- What you have to do -
Go through the entries one line at a time, and gather every line that has the word "fatigue".

(Items from a figure collection)
>> begin

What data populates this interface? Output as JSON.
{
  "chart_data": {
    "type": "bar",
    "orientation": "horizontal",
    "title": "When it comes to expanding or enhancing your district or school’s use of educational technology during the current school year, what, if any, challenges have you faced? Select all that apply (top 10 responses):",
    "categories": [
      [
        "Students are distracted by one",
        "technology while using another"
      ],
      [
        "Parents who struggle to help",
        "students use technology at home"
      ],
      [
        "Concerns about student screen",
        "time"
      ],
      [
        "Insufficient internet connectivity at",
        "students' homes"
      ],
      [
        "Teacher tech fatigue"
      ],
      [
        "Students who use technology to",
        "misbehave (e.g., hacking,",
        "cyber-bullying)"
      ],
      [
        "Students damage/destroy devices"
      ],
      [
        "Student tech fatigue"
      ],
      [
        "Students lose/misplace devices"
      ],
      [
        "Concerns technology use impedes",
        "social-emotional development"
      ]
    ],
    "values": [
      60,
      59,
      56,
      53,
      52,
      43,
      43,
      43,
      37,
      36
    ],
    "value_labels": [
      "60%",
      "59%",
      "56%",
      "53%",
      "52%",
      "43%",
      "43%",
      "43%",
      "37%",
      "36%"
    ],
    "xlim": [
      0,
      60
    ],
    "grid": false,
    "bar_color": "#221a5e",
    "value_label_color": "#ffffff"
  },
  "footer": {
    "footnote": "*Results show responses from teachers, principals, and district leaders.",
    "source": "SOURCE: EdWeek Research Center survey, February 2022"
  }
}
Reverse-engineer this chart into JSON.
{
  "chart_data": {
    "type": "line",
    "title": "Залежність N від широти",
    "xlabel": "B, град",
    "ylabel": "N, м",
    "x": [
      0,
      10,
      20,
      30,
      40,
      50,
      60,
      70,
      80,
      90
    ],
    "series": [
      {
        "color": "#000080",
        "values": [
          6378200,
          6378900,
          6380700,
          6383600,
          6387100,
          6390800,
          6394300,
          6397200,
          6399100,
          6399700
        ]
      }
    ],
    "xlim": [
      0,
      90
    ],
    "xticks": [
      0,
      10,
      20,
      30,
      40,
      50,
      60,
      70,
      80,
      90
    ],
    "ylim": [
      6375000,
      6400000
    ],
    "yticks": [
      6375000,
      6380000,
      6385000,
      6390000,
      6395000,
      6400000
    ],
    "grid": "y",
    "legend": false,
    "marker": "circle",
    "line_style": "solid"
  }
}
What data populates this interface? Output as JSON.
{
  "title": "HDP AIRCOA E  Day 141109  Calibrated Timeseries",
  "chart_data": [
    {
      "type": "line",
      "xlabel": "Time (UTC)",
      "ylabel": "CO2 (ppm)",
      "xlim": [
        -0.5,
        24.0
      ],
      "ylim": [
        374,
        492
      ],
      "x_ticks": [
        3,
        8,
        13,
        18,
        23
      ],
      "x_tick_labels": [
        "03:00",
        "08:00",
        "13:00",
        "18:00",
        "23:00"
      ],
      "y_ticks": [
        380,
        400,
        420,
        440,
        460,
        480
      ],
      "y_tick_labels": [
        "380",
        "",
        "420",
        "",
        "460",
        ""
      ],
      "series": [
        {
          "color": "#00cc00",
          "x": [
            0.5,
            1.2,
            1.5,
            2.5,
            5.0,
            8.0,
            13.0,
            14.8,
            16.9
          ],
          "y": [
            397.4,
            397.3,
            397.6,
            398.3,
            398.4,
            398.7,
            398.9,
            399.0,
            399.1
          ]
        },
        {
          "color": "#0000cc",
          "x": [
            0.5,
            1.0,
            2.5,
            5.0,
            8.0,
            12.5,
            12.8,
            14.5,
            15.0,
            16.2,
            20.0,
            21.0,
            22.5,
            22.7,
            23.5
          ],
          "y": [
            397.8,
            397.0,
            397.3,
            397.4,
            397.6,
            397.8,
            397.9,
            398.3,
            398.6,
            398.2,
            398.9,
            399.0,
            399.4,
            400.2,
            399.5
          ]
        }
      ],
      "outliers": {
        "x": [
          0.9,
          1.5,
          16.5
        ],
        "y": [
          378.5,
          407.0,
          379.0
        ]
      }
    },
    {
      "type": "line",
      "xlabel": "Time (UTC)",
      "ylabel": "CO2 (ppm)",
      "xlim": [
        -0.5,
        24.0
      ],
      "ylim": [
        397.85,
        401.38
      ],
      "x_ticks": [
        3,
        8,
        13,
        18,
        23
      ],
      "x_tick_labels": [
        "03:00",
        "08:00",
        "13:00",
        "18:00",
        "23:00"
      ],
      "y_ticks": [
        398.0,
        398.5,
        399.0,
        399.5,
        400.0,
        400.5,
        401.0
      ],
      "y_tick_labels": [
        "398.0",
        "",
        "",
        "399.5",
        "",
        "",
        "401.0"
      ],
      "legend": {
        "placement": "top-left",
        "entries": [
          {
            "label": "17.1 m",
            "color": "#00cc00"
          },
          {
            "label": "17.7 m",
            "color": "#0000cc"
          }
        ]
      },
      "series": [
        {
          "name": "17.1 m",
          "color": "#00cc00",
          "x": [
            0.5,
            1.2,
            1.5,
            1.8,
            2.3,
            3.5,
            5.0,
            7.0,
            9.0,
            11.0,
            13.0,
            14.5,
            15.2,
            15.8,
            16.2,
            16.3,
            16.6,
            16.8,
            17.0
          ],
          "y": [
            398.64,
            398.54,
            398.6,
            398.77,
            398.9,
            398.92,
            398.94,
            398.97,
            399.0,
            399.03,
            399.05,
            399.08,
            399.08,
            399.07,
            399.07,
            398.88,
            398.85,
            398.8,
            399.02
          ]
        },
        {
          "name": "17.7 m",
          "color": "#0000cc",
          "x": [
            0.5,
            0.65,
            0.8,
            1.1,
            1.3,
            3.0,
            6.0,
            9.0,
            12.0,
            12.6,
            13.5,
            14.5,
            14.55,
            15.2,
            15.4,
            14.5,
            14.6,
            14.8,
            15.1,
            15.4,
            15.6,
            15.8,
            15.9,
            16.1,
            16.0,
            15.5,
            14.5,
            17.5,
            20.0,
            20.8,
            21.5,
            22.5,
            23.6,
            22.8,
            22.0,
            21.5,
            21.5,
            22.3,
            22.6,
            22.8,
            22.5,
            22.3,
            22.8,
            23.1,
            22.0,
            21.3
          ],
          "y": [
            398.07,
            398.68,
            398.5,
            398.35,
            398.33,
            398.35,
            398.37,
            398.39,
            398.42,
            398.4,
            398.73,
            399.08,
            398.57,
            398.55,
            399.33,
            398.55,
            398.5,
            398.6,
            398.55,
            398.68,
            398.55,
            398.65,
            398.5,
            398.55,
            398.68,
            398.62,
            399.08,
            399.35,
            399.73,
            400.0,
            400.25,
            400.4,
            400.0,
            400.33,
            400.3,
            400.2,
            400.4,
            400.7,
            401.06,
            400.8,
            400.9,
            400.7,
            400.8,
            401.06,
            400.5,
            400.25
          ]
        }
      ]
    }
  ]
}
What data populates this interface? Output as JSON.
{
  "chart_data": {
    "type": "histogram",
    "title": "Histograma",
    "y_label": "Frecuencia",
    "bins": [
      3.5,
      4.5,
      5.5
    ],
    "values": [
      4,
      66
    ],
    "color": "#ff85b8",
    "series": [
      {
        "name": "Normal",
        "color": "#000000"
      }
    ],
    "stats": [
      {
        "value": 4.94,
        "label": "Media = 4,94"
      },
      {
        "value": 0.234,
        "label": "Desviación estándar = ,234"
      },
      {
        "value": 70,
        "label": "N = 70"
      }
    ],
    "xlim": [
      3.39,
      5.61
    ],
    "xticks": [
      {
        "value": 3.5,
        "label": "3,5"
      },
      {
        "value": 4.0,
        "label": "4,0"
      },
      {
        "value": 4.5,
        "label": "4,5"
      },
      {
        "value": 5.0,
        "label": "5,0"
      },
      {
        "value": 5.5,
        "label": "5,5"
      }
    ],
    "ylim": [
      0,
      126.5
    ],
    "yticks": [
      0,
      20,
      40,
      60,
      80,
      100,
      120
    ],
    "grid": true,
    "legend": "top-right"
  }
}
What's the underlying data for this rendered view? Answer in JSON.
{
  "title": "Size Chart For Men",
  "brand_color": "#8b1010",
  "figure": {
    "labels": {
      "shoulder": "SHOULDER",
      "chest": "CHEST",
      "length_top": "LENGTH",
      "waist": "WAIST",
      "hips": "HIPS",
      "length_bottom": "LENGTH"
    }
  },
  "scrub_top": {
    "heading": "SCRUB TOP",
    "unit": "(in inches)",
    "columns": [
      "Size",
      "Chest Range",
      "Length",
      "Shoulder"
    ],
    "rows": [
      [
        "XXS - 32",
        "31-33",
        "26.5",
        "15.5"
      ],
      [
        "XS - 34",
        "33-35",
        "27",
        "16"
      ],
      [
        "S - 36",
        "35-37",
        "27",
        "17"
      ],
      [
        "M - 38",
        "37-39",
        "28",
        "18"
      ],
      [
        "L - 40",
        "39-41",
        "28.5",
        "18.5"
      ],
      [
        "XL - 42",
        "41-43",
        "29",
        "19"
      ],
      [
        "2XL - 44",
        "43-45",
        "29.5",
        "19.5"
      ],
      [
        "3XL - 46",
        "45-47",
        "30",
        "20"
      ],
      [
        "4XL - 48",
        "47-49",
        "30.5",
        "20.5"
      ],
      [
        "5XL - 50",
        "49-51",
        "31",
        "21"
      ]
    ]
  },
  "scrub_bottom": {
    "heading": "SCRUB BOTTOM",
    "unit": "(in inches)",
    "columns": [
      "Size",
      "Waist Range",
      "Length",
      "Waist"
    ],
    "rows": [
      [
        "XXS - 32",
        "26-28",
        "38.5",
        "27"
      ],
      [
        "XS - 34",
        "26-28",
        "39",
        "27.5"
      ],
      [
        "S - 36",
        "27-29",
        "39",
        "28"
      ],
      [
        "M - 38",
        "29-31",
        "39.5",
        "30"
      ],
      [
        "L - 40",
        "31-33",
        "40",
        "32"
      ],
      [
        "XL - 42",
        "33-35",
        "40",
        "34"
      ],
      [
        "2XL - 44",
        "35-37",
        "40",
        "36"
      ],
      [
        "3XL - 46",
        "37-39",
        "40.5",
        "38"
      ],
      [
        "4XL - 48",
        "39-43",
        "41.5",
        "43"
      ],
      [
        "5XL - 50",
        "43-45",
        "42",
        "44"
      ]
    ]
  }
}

>> end

- Completed exercise -
        "Teacher tech fatigue"
        "Student tech fatigue"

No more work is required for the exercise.